> [Problem to work on]
What lines of the data include the string "State"? Copy them all.

|---|

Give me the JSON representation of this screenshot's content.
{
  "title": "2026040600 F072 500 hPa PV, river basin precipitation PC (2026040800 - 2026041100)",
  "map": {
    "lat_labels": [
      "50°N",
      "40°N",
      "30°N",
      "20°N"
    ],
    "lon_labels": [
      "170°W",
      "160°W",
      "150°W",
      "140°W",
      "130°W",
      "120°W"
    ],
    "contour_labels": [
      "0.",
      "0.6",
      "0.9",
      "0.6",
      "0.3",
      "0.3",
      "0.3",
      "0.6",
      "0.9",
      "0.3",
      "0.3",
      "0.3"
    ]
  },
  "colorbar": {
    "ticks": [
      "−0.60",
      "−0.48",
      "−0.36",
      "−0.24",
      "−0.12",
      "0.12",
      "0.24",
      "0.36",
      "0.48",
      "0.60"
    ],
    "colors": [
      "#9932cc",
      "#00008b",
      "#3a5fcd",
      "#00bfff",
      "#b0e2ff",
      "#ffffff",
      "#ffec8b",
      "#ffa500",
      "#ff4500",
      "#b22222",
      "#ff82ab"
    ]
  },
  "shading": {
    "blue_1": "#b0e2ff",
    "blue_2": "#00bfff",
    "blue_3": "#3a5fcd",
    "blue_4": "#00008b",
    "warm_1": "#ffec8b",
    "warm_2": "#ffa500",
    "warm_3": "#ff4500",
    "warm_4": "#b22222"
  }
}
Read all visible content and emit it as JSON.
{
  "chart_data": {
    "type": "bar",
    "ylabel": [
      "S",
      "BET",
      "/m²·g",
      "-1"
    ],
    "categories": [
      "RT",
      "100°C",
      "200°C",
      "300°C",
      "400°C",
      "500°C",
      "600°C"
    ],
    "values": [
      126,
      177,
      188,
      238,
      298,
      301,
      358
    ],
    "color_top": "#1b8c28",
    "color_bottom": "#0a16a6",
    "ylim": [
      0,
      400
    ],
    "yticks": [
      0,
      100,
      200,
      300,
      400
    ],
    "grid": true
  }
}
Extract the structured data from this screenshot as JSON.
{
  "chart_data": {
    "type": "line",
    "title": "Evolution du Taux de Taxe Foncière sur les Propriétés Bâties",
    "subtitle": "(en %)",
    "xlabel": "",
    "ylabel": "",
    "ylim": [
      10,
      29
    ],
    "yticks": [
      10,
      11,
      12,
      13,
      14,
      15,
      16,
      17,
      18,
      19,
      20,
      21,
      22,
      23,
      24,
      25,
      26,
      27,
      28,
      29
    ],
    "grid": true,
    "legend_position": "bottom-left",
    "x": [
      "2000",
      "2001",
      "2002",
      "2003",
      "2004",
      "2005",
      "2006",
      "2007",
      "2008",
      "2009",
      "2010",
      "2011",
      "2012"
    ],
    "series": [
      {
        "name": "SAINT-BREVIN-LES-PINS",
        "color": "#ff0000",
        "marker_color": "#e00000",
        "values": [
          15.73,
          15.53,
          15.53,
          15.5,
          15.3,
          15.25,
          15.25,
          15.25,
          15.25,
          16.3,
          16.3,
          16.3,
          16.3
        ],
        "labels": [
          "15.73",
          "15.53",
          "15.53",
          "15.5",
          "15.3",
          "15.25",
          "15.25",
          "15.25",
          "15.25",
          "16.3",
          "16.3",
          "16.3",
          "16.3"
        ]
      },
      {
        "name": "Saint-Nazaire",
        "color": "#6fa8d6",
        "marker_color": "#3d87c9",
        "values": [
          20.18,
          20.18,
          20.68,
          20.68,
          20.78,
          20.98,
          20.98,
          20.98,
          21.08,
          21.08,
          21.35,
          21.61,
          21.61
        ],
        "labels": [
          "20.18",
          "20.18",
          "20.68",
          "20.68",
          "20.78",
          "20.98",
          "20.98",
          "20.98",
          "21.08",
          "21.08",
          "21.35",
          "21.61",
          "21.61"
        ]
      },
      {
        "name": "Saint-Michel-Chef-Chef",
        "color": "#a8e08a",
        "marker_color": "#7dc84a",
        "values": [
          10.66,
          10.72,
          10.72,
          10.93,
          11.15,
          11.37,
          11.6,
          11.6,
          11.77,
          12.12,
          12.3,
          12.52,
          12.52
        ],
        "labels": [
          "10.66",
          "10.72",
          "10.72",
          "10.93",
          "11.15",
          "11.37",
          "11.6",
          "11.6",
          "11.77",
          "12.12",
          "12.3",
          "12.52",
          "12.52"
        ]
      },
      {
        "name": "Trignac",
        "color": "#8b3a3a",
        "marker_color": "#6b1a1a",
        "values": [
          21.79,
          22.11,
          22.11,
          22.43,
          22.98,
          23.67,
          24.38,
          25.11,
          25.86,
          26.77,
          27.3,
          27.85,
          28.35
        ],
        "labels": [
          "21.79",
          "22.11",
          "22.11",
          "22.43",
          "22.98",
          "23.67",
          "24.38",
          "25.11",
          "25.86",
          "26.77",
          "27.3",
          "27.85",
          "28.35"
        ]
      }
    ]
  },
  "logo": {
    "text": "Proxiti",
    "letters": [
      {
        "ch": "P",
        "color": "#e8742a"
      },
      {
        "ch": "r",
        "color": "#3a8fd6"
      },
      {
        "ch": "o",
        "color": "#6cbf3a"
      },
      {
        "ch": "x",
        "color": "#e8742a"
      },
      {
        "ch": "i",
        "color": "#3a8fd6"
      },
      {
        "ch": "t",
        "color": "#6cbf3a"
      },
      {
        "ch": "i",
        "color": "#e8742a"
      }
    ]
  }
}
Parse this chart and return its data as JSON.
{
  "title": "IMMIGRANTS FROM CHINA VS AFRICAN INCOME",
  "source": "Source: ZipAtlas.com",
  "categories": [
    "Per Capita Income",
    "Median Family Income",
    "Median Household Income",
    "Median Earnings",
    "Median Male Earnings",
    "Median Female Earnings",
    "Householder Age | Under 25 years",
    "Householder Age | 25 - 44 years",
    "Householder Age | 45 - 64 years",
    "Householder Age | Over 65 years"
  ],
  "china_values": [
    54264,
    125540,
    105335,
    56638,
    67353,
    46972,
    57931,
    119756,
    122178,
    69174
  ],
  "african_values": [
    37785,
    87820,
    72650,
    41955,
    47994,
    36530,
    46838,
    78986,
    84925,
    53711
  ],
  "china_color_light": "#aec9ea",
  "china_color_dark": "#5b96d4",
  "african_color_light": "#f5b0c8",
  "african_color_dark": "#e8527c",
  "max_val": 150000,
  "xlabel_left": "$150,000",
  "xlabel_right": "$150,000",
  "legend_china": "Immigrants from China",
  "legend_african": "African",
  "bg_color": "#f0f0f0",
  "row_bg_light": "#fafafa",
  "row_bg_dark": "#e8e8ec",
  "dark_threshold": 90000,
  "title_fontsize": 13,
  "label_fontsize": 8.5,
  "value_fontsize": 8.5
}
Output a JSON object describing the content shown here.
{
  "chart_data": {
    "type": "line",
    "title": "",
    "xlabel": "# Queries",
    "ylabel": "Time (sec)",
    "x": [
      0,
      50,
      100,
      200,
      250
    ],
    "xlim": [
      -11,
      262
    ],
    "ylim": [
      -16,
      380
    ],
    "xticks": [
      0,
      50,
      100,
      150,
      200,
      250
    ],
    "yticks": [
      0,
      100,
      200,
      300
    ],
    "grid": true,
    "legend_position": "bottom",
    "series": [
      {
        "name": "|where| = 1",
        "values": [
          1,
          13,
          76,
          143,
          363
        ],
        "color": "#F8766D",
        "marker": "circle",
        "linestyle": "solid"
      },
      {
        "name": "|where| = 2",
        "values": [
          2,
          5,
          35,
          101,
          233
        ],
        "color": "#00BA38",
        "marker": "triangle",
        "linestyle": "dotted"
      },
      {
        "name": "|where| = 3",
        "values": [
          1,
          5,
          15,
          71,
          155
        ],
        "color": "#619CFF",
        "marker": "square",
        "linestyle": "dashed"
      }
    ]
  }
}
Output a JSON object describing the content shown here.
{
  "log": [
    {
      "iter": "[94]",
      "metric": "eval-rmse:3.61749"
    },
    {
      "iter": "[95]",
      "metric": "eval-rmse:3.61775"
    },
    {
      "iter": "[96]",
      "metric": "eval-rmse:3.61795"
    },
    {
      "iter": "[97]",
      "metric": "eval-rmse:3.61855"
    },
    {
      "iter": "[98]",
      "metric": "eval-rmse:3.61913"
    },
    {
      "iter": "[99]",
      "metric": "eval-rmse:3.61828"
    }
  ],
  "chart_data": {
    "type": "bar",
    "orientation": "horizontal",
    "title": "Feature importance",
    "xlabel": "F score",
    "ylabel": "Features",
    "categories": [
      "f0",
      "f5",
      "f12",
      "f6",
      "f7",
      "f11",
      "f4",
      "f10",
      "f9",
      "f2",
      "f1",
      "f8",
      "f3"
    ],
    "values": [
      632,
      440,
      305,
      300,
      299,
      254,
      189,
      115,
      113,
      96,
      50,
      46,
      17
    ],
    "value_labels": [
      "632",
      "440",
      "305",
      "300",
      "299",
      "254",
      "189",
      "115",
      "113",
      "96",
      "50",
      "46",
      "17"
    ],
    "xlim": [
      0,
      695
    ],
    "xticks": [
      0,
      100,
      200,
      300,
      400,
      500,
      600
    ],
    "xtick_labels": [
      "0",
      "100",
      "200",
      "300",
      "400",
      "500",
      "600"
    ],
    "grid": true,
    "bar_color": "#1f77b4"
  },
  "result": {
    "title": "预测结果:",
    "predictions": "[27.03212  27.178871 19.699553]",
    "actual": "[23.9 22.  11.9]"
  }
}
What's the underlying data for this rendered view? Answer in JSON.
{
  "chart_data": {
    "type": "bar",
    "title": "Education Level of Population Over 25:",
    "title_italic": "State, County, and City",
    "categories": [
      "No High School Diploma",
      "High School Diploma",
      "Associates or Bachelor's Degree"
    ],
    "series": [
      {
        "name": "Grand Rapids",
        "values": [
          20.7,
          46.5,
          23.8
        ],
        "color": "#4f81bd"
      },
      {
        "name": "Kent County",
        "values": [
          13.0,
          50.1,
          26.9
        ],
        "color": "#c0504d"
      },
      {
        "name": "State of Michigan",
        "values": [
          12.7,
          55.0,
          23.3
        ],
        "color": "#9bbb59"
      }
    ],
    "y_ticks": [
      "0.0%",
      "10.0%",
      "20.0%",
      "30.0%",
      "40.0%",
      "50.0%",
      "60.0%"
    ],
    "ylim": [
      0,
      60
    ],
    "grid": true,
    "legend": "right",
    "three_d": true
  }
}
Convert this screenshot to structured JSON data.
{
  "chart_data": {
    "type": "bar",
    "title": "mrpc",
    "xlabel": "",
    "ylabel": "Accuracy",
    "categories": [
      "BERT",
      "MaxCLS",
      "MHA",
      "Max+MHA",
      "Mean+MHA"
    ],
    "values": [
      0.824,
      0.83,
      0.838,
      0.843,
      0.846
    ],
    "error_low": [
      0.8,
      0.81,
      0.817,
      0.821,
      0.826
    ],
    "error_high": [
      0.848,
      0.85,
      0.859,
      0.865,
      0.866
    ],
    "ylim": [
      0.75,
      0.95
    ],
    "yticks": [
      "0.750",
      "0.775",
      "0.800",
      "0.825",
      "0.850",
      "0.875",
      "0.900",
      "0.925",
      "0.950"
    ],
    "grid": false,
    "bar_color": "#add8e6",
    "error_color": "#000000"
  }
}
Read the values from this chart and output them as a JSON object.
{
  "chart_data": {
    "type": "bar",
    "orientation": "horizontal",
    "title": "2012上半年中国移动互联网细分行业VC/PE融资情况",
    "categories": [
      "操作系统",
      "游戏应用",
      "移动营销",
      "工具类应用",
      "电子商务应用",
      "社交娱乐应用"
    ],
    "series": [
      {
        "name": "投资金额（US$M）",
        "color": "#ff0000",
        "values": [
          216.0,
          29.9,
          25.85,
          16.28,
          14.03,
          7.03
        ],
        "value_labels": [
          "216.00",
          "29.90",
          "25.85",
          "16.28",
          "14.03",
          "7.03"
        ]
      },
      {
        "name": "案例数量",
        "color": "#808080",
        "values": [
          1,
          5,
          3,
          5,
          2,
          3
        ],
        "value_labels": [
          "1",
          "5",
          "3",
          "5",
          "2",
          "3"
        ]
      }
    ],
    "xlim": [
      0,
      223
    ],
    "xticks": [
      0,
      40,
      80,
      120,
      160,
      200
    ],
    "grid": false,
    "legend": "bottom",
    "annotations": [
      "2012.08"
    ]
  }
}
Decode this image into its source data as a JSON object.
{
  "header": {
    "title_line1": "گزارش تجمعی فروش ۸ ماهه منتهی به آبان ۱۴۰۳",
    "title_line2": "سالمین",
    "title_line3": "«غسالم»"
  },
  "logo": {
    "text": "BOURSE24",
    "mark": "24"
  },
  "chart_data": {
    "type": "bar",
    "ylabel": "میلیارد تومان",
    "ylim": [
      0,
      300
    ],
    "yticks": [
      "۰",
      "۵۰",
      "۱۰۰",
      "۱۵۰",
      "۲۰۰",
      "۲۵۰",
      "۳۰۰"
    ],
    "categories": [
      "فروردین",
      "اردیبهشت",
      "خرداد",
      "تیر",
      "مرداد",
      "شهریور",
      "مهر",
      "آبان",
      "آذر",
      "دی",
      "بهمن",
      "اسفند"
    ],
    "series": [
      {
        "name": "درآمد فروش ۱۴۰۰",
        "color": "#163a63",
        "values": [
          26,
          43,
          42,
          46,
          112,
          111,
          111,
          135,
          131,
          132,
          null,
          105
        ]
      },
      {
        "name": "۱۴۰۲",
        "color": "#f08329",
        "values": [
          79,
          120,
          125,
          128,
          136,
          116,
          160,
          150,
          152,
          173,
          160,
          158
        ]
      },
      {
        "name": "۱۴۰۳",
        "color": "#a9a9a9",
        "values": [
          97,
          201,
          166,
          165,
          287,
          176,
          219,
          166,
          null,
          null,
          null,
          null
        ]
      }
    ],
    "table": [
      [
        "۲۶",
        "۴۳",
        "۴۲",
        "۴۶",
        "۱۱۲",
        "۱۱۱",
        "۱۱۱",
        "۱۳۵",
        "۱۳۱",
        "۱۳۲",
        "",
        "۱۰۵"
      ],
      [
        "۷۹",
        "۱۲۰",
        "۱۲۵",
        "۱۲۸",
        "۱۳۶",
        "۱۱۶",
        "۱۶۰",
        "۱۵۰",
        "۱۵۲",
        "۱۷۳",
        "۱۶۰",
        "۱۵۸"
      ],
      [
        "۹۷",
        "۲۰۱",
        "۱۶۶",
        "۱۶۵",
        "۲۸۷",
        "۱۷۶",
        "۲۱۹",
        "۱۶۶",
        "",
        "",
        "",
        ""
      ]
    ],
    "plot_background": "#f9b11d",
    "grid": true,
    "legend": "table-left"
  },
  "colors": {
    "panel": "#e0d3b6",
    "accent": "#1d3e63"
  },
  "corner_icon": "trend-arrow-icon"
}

|---|

> [Written reply]
    "title_italic": "State, County, and City",
        "name": "State of Michigan",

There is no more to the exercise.